*REQUEST*. Reproduce exactly the span of lines beginning at the one with "Convert this document image to plain text." and ending at the last line of the data below, omitting pictures.

Stored records
=-=-=-=-=

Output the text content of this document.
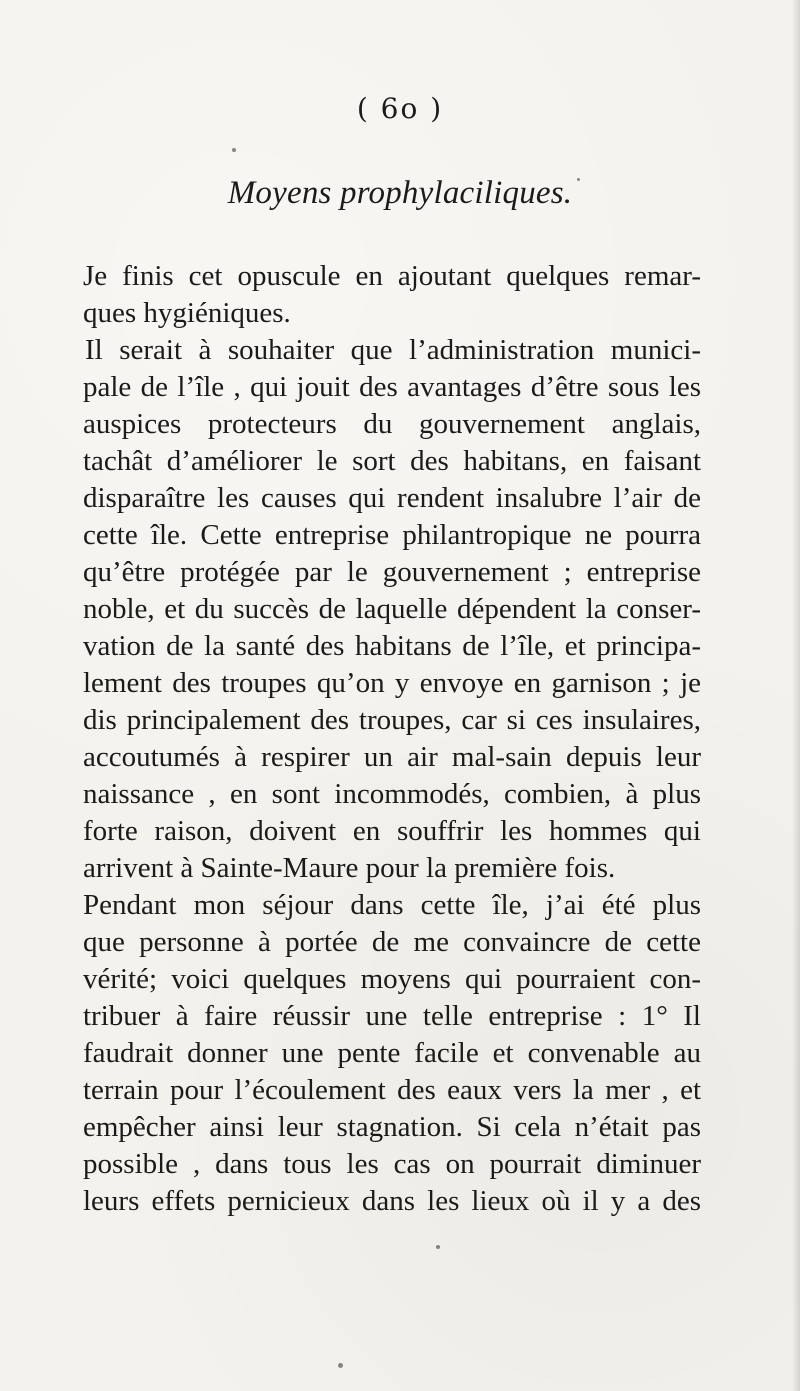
( 6o )
Moyens prophylaciliques.
Je finis cet opuscule en ajoutant quelques remar-
ques hygiéniques.
Il serait à souhaiter que l’administration munici-
pale de l’île , qui jouit des avantages d’être sous les
auspices protecteurs du gouvernement anglais,
tachât d’améliorer le sort des habitans, en faisant
disparaître les causes qui rendent insalubre l’air de
cette île. Cette entreprise philantropique ne pourra
qu’être protégée par le gouvernement ; entreprise
noble, et du succès de laquelle dépendent la conser-
vation de la santé des habitans de l’île, et principa-
lement des troupes qu’on y envoye en garnison ; je
dis principalement des troupes, car si ces insulaires,
accoutumés à respirer un air mal-sain depuis leur
naissance , en sont incommodés, combien, à plus
forte raison, doivent en souffrir les hommes qui
arrivent à Sainte-Maure pour la première fois.
Pendant mon séjour dans cette île, j’ai été plus
que personne à portée de me convaincre de cette
vérité; voici quelques moyens qui pourraient con-
tribuer à faire réussir une telle entreprise : 1° Il
faudrait donner une pente facile et convenable au
terrain pour l’écoulement des eaux vers la mer , et
empêcher ainsi leur stagnation. Si cela n’était pas
possible , dans tous les cas on pourrait diminuer
leurs effets pernicieux dans les lieux où il y a des
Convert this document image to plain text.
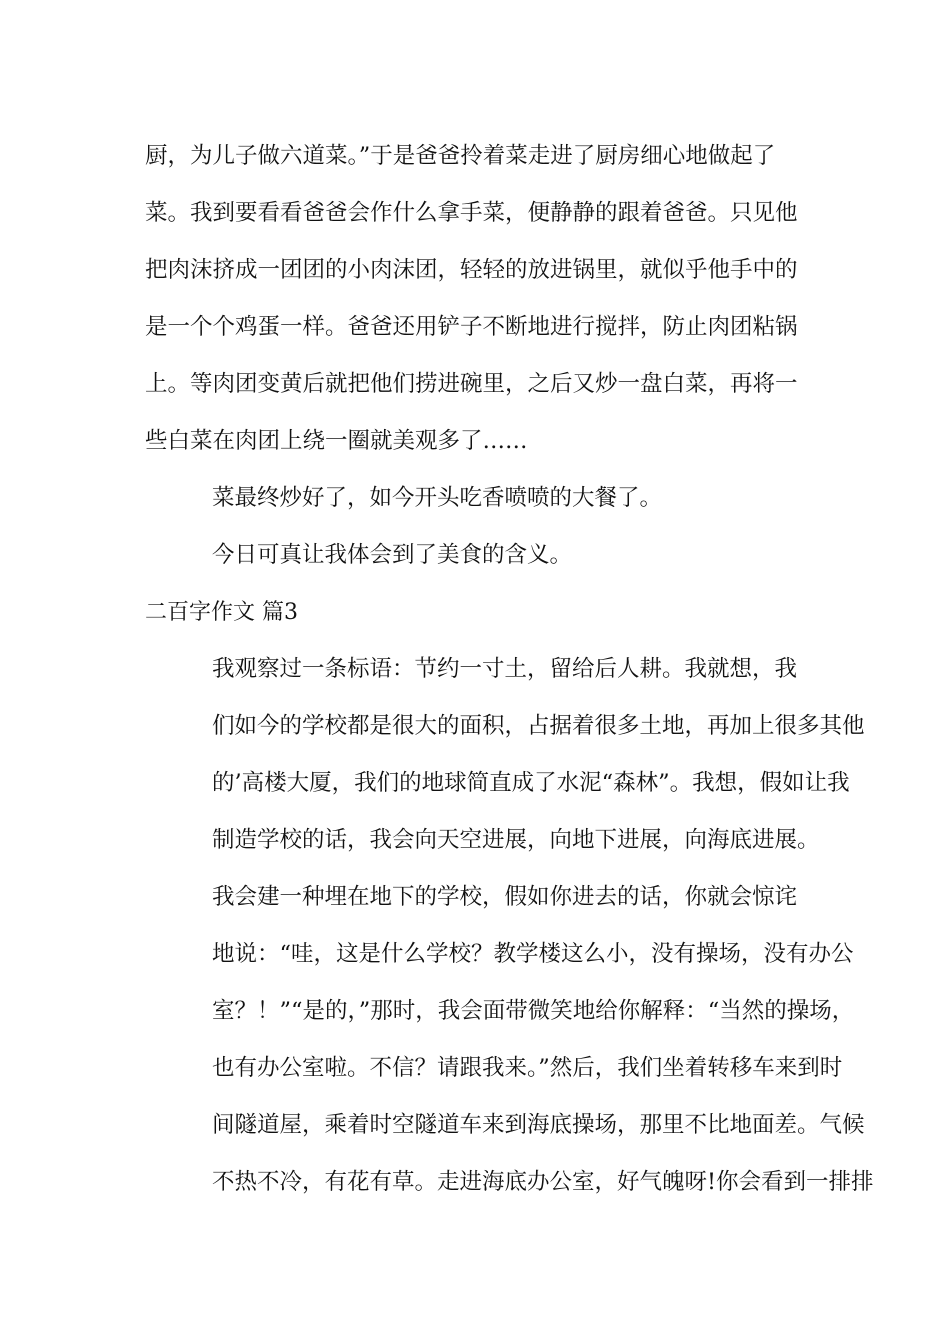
厨，为儿子做六道菜。”于是爸爸拎着菜走进了厨房细心地做起了
菜。我到要看看爸爸会作什么拿手菜，便静静的跟着爸爸。只见他
把肉沫挤成一团团的小肉沫团，轻轻的放进锅里，就似乎他手中的
是一个个鸡蛋一样。爸爸还用铲子不断地进行搅拌，防止肉团粘锅
上。等肉团变黄后就把他们捞进碗里，之后又炒一盘白菜，再将一
些白菜在肉团上绕一圈就美观多了……

菜最终炒好了，如今开头吃香喷喷的大餐了。

今日可真让我体会到了美食的含义。

二百字作文 篇3

我观察过一条标语：节约一寸土，留给后人耕。我就想，我
们如今的学校都是很大的面积，占据着很多土地，再加上很多其他
的’高楼大厦，我们的地球简直成了水泥“森林”。我想，假如让我
制造学校的话，我会向天空进展，向地下进展，向海底进展。

我会建一种埋在地下的学校，假如你进去的话，你就会惊诧
地说：“哇，这是什么学校？教学楼这么小，没有操场，没有办公
室？！”“是的，”那时，我会面带微笑地给你解释：“当然的操场，
也有办公室啦。不信？请跟我来。”然后，我们坐着转移车来到时
间隧道屋，乘着时空隧道车来到海底操场，那里不比地面差。气候
不热不冷，有花有草。走进海底办公室，好气魄呀!你会看到一排排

=-=-=-=-=

*EXERCISE SOLUTION*.
Convert this document image to plain text.
厨，为儿子做六道菜。”于是爸爸拎着菜走进了厨房细心地做起了
菜。我到要看看爸爸会作什么拿手菜，便静静的跟着爸爸。只见他
把肉沫挤成一团团的小肉沫团，轻轻的放进锅里，就似乎他手中的
是一个个鸡蛋一样。爸爸还用铲子不断地进行搅拌，防止肉团粘锅
上。等肉团变黄后就把他们捞进碗里，之后又炒一盘白菜，再将一
些白菜在肉团上绕一圈就美观多了……

菜最终炒好了，如今开头吃香喷喷的大餐了。

今日可真让我体会到了美食的含义。

二百字作文 篇3

我观察过一条标语：节约一寸土，留给后人耕。我就想，我
们如今的学校都是很大的面积，占据着很多土地，再加上很多其他
的’高楼大厦，我们的地球简直成了水泥“森林”。我想，假如让我
制造学校的话，我会向天空进展，向地下进展，向海底进展。

我会建一种埋在地下的学校，假如你进去的话，你就会惊诧
地说：“哇，这是什么学校？教学楼这么小，没有操场，没有办公
室？！”“是的，”那时，我会面带微笑地给你解释：“当然的操场，
也有办公室啦。不信？请跟我来。”然后，我们坐着转移车来到时
间隧道屋，乘着时空隧道车来到海底操场，那里不比地面差。气候
不热不冷，有花有草。走进海底办公室，好气魄呀!你会看到一排排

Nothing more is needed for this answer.